**** SUPPLIED MATERIAL

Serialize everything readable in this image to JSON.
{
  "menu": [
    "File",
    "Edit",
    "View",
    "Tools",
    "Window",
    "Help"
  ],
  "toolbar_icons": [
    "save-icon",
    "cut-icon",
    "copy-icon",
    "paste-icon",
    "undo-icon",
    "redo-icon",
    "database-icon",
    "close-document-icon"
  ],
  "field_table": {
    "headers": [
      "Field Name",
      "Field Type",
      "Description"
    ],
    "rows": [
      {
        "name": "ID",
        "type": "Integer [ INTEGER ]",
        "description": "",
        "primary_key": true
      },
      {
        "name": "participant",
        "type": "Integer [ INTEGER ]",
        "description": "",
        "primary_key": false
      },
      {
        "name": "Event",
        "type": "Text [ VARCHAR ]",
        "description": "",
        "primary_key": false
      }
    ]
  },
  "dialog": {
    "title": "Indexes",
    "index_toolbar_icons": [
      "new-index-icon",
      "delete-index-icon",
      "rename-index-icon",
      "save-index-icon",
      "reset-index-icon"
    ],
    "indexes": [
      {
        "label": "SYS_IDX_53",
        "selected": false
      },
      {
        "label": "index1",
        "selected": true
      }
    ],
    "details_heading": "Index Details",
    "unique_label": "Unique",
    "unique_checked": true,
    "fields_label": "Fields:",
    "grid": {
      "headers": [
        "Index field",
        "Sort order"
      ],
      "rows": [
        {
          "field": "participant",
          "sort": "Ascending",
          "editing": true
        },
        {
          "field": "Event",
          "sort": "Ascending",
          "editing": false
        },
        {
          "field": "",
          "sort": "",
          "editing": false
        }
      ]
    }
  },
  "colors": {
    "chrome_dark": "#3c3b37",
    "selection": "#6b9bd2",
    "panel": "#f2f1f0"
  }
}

********
**** SUPPLIED MATERIAL

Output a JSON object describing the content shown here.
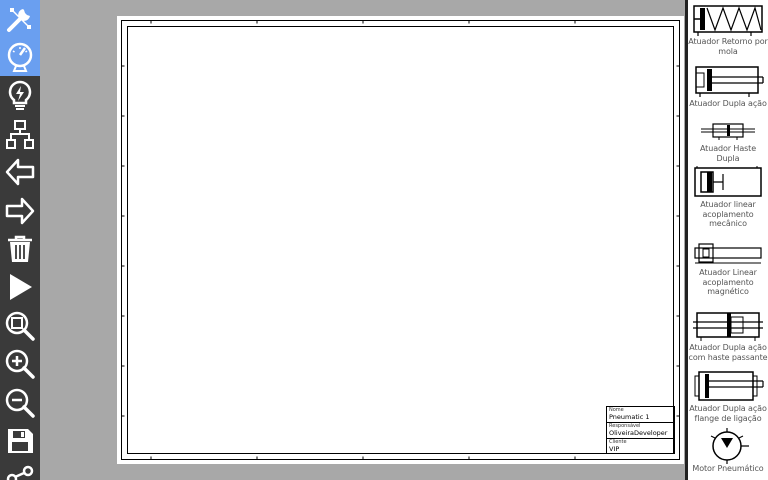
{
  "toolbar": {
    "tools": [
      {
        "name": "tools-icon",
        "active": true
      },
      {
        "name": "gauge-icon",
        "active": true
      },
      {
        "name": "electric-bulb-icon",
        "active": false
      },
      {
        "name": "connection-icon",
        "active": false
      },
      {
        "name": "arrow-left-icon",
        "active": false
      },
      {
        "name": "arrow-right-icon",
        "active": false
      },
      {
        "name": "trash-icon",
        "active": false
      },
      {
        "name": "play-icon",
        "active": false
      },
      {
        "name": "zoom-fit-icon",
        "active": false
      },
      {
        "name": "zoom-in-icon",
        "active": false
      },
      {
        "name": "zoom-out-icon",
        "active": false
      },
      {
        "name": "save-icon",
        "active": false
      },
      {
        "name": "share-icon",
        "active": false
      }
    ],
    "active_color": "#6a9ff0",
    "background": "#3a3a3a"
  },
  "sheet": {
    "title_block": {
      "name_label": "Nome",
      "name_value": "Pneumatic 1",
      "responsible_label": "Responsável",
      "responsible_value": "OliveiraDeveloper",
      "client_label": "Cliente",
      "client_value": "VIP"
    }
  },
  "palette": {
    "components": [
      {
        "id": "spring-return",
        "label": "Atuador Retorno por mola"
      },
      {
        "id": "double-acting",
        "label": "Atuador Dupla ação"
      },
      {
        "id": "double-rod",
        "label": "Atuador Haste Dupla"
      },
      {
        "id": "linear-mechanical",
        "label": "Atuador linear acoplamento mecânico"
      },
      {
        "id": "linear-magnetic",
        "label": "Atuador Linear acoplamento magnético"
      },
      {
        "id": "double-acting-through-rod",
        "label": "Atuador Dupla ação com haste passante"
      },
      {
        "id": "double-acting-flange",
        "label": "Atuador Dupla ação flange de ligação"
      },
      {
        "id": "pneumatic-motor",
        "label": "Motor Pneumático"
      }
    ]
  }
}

********

INSTRUCTIONS FOR THE TASK
From the listing above, copy all lines holding the word "double".

SOLVED EXERCISE
        "id": "double-acting",
        "id": "double-rod",
        "id": "double-acting-through-rod",
        "id": "double-acting-flange",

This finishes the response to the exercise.